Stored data

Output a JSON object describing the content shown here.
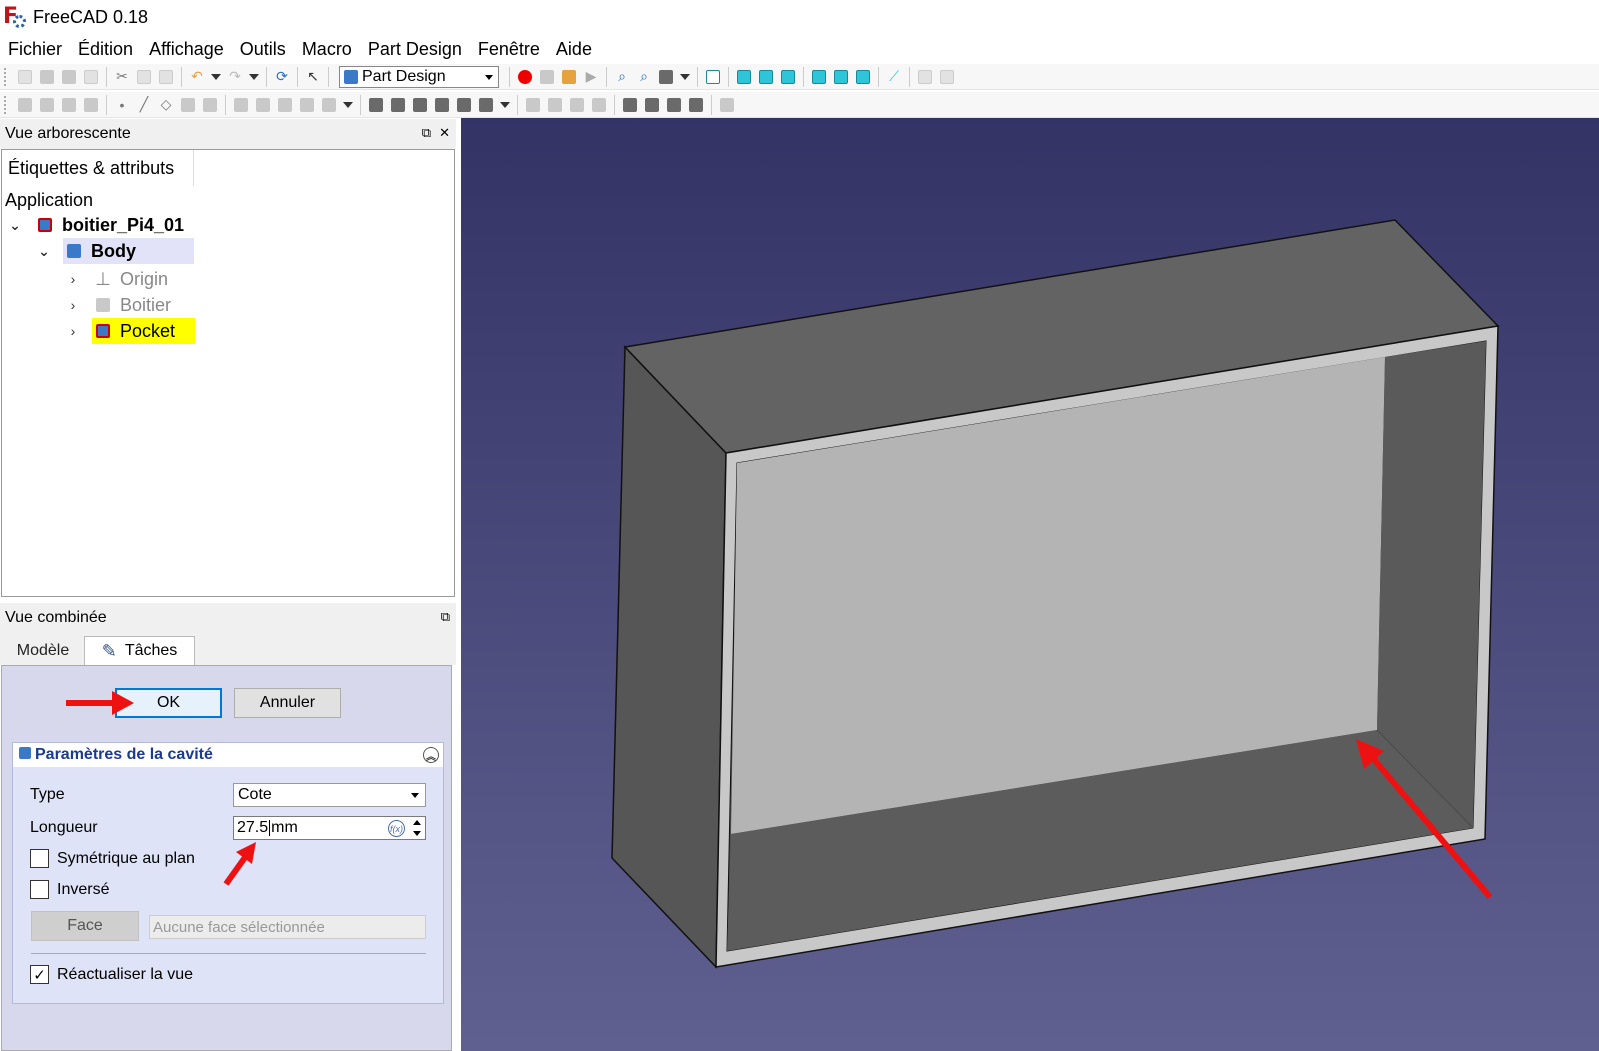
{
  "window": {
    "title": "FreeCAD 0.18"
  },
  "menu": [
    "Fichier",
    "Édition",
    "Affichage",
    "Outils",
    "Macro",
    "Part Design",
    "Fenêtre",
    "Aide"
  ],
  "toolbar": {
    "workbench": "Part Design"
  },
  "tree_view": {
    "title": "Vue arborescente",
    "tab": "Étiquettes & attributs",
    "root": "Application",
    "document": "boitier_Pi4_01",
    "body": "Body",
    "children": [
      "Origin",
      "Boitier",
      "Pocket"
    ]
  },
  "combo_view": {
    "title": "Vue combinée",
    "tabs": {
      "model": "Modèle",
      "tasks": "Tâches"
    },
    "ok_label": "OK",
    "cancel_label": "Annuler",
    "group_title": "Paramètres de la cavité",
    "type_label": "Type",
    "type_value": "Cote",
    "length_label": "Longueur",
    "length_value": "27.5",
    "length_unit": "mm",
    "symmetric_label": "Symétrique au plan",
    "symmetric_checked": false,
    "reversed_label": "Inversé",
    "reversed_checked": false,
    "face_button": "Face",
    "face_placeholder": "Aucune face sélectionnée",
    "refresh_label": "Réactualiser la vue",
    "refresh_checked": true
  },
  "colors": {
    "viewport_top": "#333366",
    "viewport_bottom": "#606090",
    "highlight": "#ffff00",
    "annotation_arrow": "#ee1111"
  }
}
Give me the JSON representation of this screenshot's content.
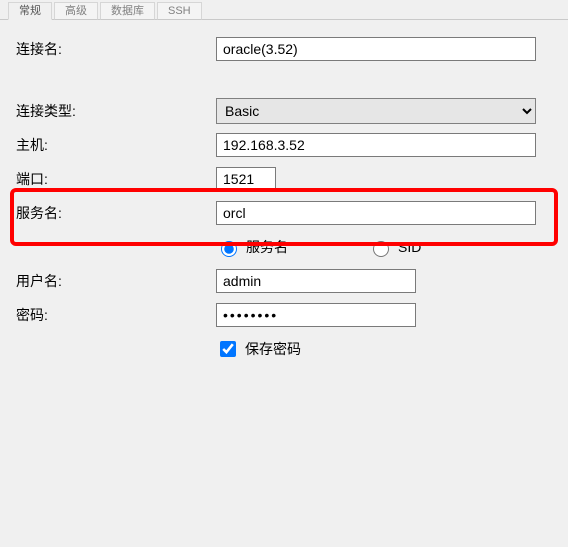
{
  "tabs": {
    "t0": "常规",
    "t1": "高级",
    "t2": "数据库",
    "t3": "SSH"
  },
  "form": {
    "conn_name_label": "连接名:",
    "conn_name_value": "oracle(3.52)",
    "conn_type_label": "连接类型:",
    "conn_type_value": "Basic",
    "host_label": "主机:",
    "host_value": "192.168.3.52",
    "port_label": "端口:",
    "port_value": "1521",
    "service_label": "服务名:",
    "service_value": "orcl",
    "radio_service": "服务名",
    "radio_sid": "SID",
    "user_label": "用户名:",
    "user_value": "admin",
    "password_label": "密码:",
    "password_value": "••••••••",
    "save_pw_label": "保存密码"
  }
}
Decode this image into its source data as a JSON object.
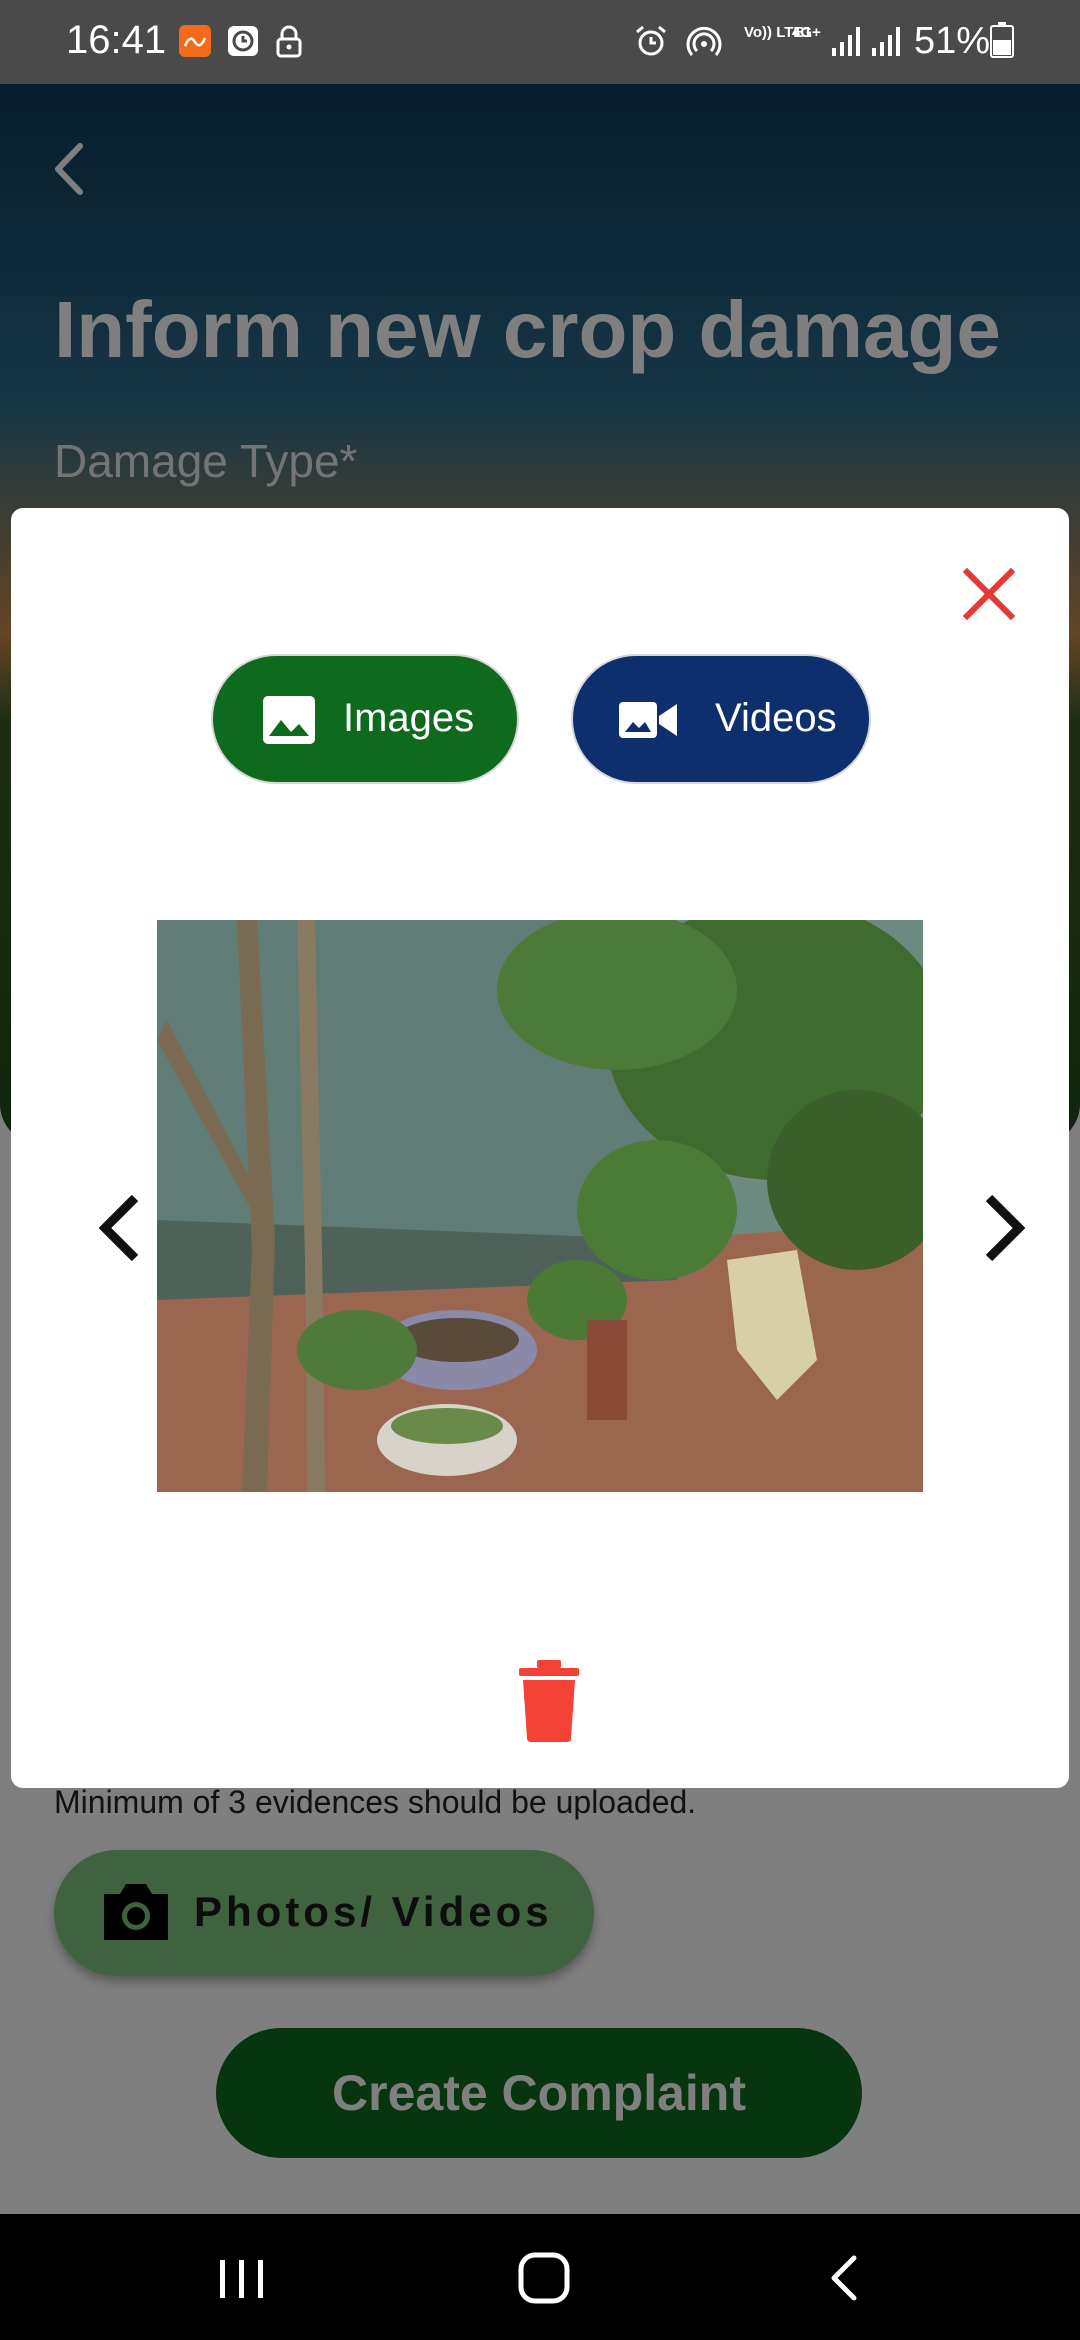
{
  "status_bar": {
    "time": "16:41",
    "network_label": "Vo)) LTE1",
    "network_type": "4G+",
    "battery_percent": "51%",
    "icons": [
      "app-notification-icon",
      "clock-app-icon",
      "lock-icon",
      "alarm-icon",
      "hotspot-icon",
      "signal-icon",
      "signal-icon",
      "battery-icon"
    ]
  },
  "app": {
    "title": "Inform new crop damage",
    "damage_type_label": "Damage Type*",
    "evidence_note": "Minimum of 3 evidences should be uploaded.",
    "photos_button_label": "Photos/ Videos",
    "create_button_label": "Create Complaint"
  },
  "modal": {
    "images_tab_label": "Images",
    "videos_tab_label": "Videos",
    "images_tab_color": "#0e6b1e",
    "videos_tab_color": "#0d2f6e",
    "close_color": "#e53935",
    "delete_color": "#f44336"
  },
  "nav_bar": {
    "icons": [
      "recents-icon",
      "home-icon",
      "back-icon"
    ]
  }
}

# Short task
Exclude the images and reproduce the remaining data exactly.

# Answer to the task
Output a JSON object describing the content shown here.
{
  "window": {
    "title": "FreeCAD 0.18"
  },
  "menu": [
    "Fichier",
    "Édition",
    "Affichage",
    "Outils",
    "Macro",
    "Part Design",
    "Fenêtre",
    "Aide"
  ],
  "toolbar": {
    "workbench": "Part Design"
  },
  "tree_view": {
    "title": "Vue arborescente",
    "tab": "Étiquettes & attributs",
    "root": "Application",
    "document": "boitier_Pi4_01",
    "body": "Body",
    "children": [
      "Origin",
      "Boitier",
      "Pocket"
    ]
  },
  "combo_view": {
    "title": "Vue combinée",
    "tabs": {
      "model": "Modèle",
      "tasks": "Tâches"
    },
    "ok_label": "OK",
    "cancel_label": "Annuler",
    "group_title": "Paramètres de la cavité",
    "type_label": "Type",
    "type_value": "Cote",
    "length_label": "Longueur",
    "length_value": "27.5",
    "length_unit": "mm",
    "symmetric_label": "Symétrique au plan",
    "symmetric_checked": false,
    "reversed_label": "Inversé",
    "reversed_checked": false,
    "face_button": "Face",
    "face_placeholder": "Aucune face sélectionnée",
    "refresh_label": "Réactualiser la vue",
    "refresh_checked": true
  },
  "colors": {
    "viewport_top": "#333366",
    "viewport_bottom": "#606090",
    "highlight": "#ffff00",
    "annotation_arrow": "#ee1111"
  }
}
Give me the JSON representation of this screenshot's content.
{
  "tabs": {
    "t0": "常规",
    "t1": "高级",
    "t2": "数据库",
    "t3": "SSH"
  },
  "form": {
    "conn_name_label": "连接名:",
    "conn_name_value": "oracle(3.52)",
    "conn_type_label": "连接类型:",
    "conn_type_value": "Basic",
    "host_label": "主机:",
    "host_value": "192.168.3.52",
    "port_label": "端口:",
    "port_value": "1521",
    "service_label": "服务名:",
    "service_value": "orcl",
    "radio_service": "服务名",
    "radio_sid": "SID",
    "user_label": "用户名:",
    "user_value": "admin",
    "password_label": "密码:",
    "password_value": "••••••••",
    "save_pw_label": "保存密码"
  }
}
Decode this image into its source data as a JSON object.
{
  "status_bar": {
    "time": "16:41",
    "network_label": "Vo)) LTE1",
    "network_type": "4G+",
    "battery_percent": "51%",
    "icons": [
      "app-notification-icon",
      "clock-app-icon",
      "lock-icon",
      "alarm-icon",
      "hotspot-icon",
      "signal-icon",
      "signal-icon",
      "battery-icon"
    ]
  },
  "app": {
    "title": "Inform new crop damage",
    "damage_type_label": "Damage Type*",
    "evidence_note": "Minimum of 3 evidences should be uploaded.",
    "photos_button_label": "Photos/ Videos",
    "create_button_label": "Create Complaint"
  },
  "modal": {
    "images_tab_label": "Images",
    "videos_tab_label": "Videos",
    "images_tab_color": "#0e6b1e",
    "videos_tab_color": "#0d2f6e",
    "close_color": "#e53935",
    "delete_color": "#f44336"
  },
  "nav_bar": {
    "icons": [
      "recents-icon",
      "home-icon",
      "back-icon"
    ]
  }
}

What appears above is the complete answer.